Read the lines below. Copy out any that hold the string "значений".

**DATA SHOWN:**
◆ ◆ ◆ ◆ ◆

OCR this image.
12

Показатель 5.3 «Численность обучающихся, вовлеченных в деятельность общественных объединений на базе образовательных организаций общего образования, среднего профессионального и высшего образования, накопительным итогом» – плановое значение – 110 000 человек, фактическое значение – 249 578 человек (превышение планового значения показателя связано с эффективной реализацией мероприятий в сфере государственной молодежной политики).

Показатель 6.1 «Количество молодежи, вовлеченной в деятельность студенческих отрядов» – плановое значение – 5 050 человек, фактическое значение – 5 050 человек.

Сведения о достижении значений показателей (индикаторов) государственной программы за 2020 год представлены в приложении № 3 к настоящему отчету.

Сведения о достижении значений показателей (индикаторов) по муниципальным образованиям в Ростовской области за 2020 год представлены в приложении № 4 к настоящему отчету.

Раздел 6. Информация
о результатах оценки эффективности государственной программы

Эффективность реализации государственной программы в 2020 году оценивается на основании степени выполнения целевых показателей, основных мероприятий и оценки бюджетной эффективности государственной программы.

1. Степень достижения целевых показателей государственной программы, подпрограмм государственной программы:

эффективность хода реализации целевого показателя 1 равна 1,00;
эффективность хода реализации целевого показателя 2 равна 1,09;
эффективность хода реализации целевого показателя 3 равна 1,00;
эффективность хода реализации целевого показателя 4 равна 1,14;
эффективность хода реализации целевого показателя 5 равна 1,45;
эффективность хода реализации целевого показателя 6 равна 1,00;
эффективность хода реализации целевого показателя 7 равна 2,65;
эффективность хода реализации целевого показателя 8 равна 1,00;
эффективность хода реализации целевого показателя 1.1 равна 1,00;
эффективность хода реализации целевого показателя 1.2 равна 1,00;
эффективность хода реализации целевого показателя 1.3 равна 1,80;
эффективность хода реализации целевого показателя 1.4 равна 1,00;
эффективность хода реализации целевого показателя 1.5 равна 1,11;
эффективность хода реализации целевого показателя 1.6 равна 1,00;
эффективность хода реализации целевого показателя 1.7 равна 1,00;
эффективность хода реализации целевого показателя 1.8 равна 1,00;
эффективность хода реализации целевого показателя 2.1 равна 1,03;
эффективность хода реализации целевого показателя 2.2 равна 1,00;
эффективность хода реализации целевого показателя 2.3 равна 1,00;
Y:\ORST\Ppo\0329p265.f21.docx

◆ ◆ ◆ ◆ ◆

**FULL OUTPUT:**
Сведения о достижении значений показателей (индикаторов) государственной программы за 2020 год представлены в приложении № 3 к настоящему отчету.
Сведения о достижении значений показателей (индикаторов) по муниципальным образованиям в Ростовской области за 2020 год представлены в приложении № 4 к настоящему отчету.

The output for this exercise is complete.